PROVIDED ENTRIES:

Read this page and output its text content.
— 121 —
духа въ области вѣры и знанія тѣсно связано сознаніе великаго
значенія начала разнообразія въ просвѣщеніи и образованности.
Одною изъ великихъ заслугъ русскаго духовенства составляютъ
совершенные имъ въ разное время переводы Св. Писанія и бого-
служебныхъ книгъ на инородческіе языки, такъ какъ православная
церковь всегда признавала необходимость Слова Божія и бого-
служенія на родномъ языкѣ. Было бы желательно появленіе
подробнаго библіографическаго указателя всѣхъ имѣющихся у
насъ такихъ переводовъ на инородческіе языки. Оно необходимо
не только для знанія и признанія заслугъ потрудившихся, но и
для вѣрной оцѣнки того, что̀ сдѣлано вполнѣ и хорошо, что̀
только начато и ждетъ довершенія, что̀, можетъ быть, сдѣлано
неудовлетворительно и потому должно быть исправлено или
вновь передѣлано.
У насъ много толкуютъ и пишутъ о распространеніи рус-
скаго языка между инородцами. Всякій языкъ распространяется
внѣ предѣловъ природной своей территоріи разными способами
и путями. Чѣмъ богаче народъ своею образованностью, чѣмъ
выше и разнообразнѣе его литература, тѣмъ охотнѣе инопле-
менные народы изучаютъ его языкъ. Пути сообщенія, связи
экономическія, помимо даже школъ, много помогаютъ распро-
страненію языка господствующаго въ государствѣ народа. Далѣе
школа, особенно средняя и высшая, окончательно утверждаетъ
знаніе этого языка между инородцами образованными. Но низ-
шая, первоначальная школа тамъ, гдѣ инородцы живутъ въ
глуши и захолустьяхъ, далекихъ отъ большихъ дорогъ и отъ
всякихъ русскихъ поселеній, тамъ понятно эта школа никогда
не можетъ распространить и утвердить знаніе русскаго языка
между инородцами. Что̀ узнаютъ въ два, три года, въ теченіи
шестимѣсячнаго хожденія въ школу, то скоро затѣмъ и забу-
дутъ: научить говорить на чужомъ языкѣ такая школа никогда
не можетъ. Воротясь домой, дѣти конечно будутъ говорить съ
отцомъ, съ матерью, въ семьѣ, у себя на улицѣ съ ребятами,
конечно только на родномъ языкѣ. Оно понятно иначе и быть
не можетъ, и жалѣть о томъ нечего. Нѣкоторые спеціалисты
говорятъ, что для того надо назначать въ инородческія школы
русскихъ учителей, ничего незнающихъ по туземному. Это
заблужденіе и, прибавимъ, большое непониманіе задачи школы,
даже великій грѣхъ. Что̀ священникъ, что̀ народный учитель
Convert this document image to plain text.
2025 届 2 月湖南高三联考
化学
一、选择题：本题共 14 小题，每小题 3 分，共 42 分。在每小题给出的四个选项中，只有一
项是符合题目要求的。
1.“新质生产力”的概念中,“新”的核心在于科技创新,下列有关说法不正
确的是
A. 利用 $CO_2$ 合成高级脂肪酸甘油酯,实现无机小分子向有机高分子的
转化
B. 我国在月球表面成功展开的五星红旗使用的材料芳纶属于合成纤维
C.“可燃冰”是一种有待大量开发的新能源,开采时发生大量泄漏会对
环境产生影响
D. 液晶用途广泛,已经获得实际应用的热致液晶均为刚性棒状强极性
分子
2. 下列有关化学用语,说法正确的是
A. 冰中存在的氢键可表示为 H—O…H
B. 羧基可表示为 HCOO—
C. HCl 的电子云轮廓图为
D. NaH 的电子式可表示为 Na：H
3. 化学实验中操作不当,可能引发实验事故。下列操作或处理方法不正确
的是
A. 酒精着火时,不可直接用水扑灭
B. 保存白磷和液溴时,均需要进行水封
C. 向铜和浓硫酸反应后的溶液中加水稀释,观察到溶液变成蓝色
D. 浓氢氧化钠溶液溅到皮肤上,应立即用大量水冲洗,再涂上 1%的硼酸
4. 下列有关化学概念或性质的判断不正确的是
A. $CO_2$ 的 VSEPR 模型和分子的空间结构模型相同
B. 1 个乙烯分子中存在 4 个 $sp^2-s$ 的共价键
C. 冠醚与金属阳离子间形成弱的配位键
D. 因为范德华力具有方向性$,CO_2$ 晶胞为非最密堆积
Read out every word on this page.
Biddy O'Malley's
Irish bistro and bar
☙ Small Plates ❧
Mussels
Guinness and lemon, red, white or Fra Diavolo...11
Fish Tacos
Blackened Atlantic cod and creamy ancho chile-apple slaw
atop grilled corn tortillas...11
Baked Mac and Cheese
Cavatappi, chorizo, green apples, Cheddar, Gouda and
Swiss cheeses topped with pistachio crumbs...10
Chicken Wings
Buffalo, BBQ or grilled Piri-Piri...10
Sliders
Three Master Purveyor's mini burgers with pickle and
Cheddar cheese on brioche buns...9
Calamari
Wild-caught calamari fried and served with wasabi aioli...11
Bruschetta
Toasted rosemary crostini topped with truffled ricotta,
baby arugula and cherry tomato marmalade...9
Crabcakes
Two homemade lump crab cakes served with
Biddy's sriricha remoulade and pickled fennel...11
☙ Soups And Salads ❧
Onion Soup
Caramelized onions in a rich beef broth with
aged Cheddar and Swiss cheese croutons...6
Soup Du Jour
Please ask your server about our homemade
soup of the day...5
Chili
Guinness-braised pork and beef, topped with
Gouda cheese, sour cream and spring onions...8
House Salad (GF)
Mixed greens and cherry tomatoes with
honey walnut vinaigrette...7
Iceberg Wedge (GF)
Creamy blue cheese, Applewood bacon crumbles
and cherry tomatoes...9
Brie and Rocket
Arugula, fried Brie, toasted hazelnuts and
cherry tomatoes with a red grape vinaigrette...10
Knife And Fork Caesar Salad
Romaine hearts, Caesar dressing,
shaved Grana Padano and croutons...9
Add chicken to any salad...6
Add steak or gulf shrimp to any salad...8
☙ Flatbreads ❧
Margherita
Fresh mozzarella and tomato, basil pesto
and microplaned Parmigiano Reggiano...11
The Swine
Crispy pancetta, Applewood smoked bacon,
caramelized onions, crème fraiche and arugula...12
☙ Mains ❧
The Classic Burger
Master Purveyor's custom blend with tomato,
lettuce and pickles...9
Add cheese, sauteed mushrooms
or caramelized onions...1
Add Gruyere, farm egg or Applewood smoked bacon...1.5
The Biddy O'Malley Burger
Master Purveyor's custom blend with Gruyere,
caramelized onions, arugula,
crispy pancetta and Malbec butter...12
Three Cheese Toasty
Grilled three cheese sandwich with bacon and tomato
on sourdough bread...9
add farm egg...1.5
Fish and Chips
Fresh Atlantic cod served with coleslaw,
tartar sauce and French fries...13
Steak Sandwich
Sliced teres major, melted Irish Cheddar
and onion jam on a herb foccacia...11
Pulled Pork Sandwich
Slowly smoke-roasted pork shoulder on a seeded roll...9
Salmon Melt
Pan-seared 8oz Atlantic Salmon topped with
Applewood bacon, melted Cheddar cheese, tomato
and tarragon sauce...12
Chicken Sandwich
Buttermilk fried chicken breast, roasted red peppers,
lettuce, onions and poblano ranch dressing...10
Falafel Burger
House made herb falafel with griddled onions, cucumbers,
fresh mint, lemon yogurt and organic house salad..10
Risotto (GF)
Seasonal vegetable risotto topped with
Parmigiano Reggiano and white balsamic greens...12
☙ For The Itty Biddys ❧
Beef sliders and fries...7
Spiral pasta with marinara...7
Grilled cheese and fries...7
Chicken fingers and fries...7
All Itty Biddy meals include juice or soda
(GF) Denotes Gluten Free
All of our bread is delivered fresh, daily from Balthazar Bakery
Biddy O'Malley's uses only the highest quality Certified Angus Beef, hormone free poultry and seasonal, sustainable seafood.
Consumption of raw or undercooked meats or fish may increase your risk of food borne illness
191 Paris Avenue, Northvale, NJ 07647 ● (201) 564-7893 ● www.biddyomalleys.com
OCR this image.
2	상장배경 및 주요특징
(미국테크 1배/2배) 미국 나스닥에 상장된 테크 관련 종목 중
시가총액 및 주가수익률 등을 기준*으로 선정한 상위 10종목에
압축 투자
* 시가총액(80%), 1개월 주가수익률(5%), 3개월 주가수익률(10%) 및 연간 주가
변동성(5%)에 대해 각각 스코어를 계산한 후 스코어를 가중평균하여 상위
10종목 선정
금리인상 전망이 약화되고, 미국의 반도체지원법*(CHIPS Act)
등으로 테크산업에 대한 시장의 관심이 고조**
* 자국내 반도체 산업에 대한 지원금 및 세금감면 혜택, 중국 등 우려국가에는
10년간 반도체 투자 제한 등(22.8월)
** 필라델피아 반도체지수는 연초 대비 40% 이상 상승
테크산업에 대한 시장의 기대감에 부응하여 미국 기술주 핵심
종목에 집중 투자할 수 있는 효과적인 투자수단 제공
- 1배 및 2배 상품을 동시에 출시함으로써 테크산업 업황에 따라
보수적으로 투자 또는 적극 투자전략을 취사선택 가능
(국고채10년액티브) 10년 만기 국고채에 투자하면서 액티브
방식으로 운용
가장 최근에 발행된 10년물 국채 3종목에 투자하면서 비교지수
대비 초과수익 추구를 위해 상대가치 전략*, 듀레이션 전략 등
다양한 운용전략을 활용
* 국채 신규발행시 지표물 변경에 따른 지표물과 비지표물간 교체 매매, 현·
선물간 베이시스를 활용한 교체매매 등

YOUR GOAL:
In the records above, collect each line with "lemon".

RESPONSE:
Guinness and lemon, red, white or Fra Diavolo...11
fresh mint, lemon yogurt and organic house salad..10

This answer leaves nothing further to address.